■ Your task ■
Across the entries below, how many lines contain the word "screenshot"? Give the number alone.
-- start Information shown --
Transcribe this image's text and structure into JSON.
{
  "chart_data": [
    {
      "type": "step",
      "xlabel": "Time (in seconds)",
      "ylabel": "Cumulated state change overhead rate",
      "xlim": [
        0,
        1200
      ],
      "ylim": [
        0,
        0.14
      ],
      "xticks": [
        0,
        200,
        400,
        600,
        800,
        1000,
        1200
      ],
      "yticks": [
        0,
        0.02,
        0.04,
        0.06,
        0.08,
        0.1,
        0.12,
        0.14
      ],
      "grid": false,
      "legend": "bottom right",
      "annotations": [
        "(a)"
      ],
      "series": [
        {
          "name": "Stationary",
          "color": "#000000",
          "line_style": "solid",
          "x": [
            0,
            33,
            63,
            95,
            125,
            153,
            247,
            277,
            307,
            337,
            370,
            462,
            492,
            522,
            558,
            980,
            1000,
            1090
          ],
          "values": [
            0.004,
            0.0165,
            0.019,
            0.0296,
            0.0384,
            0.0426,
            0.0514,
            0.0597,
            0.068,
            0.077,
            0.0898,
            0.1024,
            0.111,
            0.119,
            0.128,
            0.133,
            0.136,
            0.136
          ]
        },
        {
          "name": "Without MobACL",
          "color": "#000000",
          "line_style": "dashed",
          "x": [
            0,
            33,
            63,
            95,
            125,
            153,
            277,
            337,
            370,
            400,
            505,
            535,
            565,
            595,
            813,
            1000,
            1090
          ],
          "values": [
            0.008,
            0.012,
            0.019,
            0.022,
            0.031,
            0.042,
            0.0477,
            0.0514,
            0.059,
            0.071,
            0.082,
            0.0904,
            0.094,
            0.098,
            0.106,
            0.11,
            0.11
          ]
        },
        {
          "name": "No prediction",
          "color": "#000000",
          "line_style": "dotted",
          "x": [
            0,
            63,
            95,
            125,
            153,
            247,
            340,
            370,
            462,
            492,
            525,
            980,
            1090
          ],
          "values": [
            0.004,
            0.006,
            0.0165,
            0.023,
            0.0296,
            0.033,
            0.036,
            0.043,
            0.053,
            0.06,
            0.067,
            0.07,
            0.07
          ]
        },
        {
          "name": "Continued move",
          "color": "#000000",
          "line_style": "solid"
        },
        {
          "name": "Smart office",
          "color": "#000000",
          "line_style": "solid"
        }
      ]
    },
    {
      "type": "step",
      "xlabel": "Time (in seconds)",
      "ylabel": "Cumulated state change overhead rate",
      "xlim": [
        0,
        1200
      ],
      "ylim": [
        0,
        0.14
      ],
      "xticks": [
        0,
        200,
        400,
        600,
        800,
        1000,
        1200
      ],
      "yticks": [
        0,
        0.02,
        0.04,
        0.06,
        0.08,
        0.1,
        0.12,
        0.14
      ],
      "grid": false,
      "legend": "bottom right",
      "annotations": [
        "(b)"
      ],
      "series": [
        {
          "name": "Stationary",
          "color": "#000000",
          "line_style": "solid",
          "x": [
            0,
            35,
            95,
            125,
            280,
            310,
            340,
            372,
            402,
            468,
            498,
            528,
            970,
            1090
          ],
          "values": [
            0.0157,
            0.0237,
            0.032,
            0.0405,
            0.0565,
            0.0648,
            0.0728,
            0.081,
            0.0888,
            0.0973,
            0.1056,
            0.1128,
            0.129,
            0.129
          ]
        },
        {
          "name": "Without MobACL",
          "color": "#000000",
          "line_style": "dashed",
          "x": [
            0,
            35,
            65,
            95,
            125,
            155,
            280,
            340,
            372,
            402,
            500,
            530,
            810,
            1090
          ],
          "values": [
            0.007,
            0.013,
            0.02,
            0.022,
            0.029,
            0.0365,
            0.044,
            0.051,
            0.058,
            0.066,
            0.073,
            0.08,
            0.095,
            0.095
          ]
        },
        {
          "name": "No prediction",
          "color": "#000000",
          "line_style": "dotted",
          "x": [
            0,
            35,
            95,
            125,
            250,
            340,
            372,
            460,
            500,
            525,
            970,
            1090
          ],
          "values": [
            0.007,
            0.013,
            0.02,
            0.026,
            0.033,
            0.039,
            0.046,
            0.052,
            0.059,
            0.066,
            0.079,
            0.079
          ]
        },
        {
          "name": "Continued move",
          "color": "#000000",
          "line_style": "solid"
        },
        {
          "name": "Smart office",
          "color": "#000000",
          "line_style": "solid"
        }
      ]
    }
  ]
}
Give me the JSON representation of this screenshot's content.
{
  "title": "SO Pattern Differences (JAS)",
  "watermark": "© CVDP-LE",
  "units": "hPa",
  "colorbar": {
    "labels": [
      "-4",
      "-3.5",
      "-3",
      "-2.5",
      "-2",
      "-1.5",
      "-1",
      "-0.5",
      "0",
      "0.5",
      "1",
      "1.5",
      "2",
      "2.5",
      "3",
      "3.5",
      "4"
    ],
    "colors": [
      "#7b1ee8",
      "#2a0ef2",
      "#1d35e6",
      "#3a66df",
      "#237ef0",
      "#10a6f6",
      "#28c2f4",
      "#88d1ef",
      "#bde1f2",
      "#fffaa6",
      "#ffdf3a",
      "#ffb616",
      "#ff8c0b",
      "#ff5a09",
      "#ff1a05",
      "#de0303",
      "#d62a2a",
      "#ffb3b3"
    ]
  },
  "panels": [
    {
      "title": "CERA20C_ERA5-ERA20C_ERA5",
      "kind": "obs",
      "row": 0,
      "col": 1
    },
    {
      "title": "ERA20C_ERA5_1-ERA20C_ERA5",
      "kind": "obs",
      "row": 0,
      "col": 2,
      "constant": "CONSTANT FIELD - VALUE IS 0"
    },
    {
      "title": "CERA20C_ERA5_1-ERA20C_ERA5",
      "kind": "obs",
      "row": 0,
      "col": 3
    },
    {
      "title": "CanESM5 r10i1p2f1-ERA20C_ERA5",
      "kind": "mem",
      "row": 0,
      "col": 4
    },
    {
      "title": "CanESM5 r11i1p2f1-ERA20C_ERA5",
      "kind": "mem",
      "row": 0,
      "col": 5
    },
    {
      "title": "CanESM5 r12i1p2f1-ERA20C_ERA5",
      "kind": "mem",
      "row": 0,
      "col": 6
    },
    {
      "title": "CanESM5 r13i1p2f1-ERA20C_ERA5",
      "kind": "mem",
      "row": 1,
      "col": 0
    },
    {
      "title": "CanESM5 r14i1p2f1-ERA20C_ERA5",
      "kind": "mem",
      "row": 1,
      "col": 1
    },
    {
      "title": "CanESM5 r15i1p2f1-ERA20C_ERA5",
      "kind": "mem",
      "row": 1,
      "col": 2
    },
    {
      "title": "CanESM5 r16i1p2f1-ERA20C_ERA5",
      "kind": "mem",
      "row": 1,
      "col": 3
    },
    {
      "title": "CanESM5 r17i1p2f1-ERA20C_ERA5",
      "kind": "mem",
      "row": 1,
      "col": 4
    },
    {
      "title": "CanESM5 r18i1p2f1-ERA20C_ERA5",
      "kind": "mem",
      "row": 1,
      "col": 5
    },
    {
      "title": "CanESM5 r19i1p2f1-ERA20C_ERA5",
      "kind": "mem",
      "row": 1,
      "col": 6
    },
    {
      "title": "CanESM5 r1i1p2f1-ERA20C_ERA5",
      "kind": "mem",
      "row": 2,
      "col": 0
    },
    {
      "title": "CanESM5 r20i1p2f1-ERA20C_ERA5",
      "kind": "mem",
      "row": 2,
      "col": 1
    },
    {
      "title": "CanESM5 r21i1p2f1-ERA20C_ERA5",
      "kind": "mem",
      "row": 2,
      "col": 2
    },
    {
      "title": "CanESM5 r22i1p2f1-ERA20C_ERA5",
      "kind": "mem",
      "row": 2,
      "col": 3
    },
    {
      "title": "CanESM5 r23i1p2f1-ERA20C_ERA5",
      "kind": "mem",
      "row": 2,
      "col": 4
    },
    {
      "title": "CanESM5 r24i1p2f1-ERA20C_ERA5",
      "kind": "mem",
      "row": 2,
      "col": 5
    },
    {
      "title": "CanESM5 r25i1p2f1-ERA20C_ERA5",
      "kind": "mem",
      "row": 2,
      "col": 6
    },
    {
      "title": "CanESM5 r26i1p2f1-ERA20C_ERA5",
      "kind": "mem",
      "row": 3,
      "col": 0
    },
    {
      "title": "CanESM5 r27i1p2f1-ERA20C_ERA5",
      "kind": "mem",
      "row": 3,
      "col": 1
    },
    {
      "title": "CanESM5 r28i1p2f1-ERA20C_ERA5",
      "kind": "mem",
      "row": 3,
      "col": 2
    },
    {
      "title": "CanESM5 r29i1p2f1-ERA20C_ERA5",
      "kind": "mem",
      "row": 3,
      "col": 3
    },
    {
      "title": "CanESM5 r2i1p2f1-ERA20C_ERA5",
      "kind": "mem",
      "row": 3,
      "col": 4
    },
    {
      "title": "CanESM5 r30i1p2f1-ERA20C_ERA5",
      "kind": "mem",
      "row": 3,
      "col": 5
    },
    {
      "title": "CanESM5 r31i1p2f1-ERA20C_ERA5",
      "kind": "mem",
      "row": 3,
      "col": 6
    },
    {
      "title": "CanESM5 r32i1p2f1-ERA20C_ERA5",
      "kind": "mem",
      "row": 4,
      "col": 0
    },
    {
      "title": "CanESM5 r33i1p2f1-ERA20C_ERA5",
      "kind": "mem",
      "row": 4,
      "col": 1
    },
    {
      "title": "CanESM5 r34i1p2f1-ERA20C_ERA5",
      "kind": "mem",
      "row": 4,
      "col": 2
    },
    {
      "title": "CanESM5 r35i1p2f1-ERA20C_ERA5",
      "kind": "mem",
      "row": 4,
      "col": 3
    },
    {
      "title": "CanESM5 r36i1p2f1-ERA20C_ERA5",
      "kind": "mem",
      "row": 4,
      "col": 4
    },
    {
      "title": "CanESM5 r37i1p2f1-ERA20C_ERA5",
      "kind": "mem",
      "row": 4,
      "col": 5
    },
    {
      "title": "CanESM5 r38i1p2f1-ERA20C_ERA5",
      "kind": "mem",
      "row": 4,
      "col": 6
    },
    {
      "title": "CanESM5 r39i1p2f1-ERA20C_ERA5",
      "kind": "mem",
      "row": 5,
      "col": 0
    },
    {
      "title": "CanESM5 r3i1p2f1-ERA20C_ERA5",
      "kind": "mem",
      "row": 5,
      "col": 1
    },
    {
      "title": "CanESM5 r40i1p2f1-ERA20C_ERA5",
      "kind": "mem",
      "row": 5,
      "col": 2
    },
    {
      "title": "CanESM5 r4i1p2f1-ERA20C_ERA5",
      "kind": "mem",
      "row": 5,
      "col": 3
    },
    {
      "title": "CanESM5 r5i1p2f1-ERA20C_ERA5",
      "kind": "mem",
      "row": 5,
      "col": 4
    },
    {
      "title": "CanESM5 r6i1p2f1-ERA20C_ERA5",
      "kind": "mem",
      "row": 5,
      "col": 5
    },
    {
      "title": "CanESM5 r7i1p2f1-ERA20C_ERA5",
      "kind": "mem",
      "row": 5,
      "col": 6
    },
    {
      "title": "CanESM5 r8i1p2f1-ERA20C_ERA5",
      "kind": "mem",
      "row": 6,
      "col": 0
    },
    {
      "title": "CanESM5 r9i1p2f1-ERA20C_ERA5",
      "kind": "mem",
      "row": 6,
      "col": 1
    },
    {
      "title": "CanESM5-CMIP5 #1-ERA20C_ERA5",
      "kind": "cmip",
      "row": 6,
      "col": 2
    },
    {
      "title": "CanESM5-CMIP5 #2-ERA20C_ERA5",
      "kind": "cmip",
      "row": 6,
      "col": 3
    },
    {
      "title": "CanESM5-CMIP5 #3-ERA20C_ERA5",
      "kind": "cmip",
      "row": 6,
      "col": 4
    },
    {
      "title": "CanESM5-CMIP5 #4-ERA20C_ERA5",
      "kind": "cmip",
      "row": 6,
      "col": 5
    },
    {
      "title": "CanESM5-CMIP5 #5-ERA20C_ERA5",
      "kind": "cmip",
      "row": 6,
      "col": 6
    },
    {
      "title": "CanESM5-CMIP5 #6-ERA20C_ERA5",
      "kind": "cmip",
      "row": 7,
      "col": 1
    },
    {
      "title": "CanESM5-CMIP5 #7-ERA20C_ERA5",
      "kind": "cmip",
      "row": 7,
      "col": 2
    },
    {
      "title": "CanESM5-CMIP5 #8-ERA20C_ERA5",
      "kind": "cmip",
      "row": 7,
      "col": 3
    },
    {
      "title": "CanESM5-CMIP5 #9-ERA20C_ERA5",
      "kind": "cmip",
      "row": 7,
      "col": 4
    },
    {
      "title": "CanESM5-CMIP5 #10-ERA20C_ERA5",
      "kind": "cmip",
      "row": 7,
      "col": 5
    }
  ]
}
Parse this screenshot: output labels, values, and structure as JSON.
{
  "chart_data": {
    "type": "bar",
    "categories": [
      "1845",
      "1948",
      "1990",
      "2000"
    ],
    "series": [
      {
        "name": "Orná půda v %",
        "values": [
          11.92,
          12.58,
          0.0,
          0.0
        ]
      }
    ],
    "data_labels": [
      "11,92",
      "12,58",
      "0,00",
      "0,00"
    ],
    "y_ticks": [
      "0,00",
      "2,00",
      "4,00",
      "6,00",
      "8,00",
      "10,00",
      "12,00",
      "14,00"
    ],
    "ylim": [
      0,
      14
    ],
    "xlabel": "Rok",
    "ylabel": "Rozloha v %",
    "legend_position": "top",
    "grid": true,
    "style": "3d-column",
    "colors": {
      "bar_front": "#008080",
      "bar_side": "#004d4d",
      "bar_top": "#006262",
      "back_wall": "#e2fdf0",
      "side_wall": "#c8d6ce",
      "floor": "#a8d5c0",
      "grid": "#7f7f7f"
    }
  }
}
-- end Information shown --
■ Solution below ■
2